--- Aim ---
Where does the string "text" appear? Copy every line of the entries below that holds it.

--- Supplied records ---
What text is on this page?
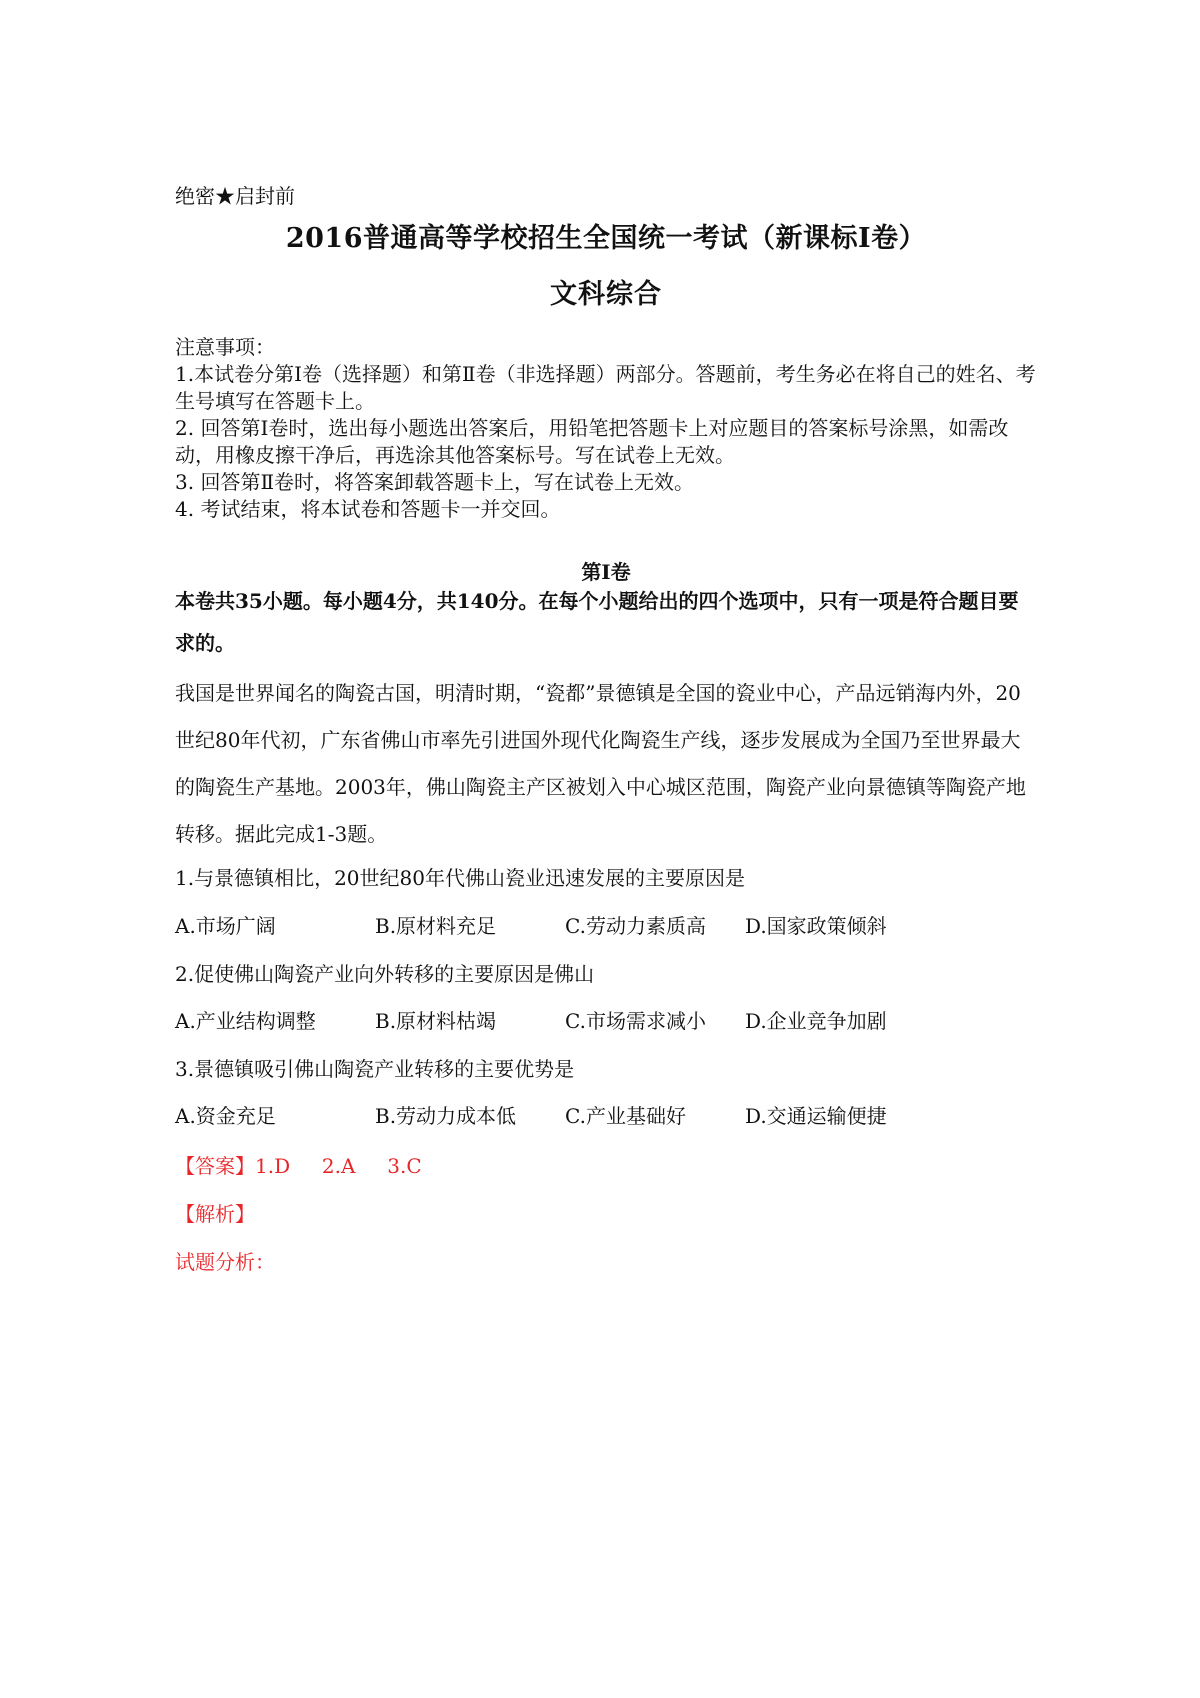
绝密★启封前
2016普通高等学校招生全国统一考试（新课标Ⅰ卷）
文科综合

注意事项：

1.本试卷分第Ⅰ卷（选择题）和第Ⅱ卷（非选择题）两部分。答题前，考生务必在将自己的姓名、考生号填写在答题卡上。

2. 回答第Ⅰ卷时，选出每小题选出答案后，用铅笔把答题卡上对应题目的答案标号涂黑，如需改动，用橡皮擦干净后，再选涂其他答案标号。写在试卷上无效。

3. 回答第Ⅱ卷时，将答案卸载答题卡上，写在试卷上无效。

4. 考试结束，将本试卷和答题卡一并交回。

第Ⅰ卷

本卷共35小题。每小题4分，共140分。在每个小题给出的四个选项中，只有一项是符合题目要求的。

我国是世界闻名的陶瓷古国，明清时期，“瓷都”景德镇是全国的瓷业中心，产品远销海内外，20世纪80年代初，广东省佛山市率先引进国外现代化陶瓷生产线，逐步发展成为全国乃至世界最大的陶瓷生产基地。2003年，佛山陶瓷主产区被划入中心城区范围，陶瓷产业向景德镇等陶瓷产地转移。据此完成1-3题。

1.与景德镇相比，20世纪80年代佛山瓷业迅速发展的主要原因是
A.市场广阔	B.原材料充足	C.劳动力素质高 D.国家政策倾斜
2.促使佛山陶瓷产业向外转移的主要原因是佛山
A.产业结构调整	B.原材料枯竭	C.市场需求减小 D.企业竞争加剧
3.景德镇吸引佛山陶瓷产业转移的主要优势是
A.资金充足	B.劳动力成本低 C.产业基础好	D.交通运输便捷
【答案】1.D 2.A 3.C
【解析】
试题分析：
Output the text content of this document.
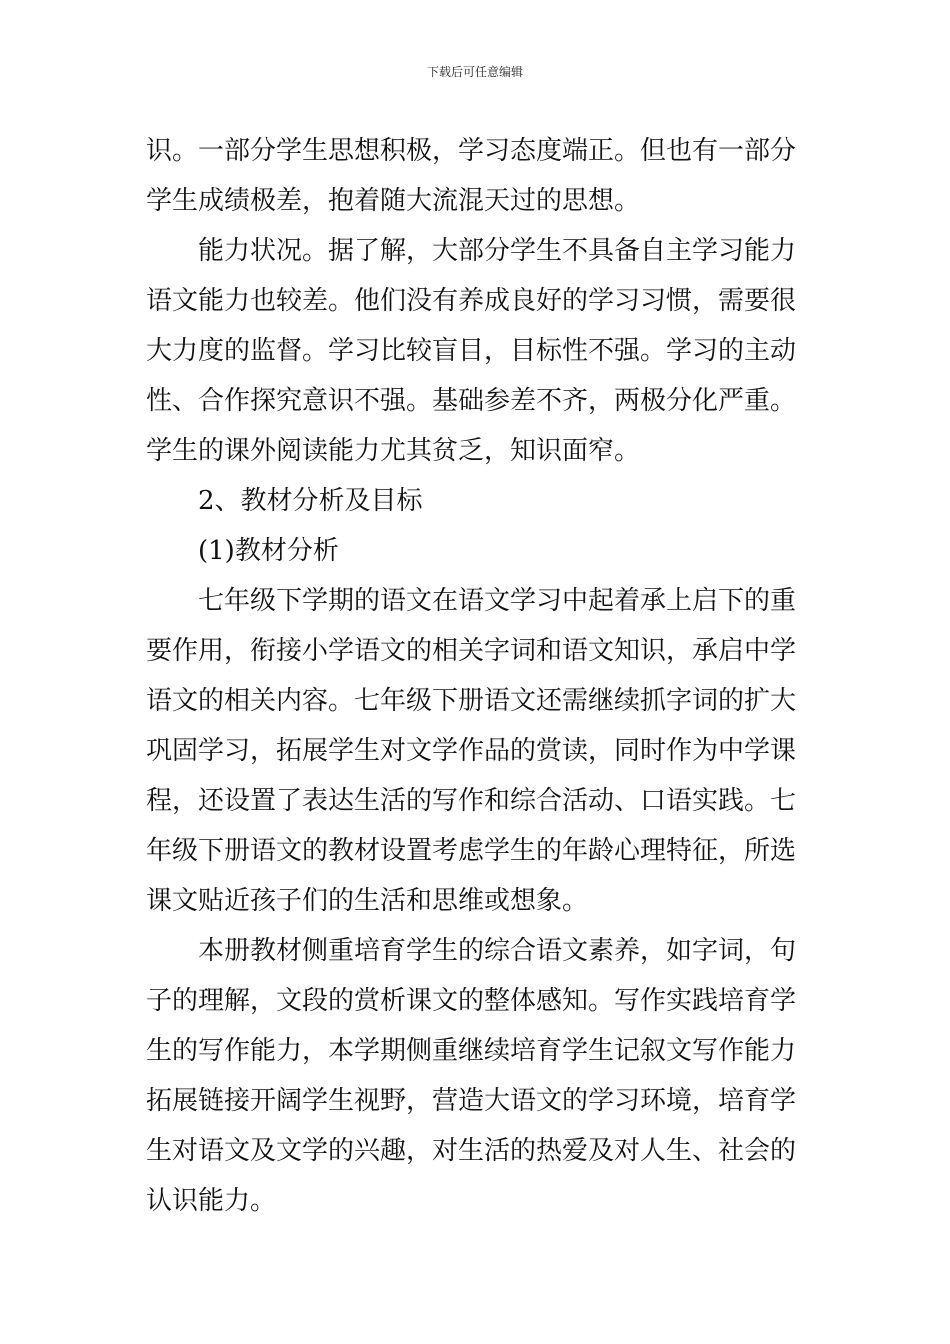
下载后可任意编辑
识。一部分学生思想积极，学习态度端正。但也有一部分
学生成绩极差，抱着随大流混天过的思想。
能力状况。据了解，大部分学生不具备自主学习能力
语文能力也较差。他们没有养成良好的学习习惯，需要很
大力度的监督。学习比较盲目，目标性不强。学习的主动
性、合作探究意识不强。基础参差不齐，两极分化严重。
学生的课外阅读能力尤其贫乏，知识面窄。
2、教材分析及目标
(1)教材分析
七年级下学期的语文在语文学习中起着承上启下的重
要作用，衔接小学语文的相关字词和语文知识，承启中学
语文的相关内容。七年级下册语文还需继续抓字词的扩大
巩固学习，拓展学生对文学作品的赏读，同时作为中学课
程，还设置了表达生活的写作和综合活动、口语实践。七
年级下册语文的教材设置考虑学生的年龄心理特征，所选
课文贴近孩子们的生活和思维或想象。
本册教材侧重培育学生的综合语文素养，如字词，句
子的理解，文段的赏析课文的整体感知。写作实践培育学
生的写作能力，本学期侧重继续培育学生记叙文写作能力
拓展链接开阔学生视野，营造大语文的学习环境，培育学
生对语文及文学的兴趣，对生活的热爱及对人生、社会的
认识能力。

--- Reply to the exercise ---
What text is on this page?
Output the text content of this document.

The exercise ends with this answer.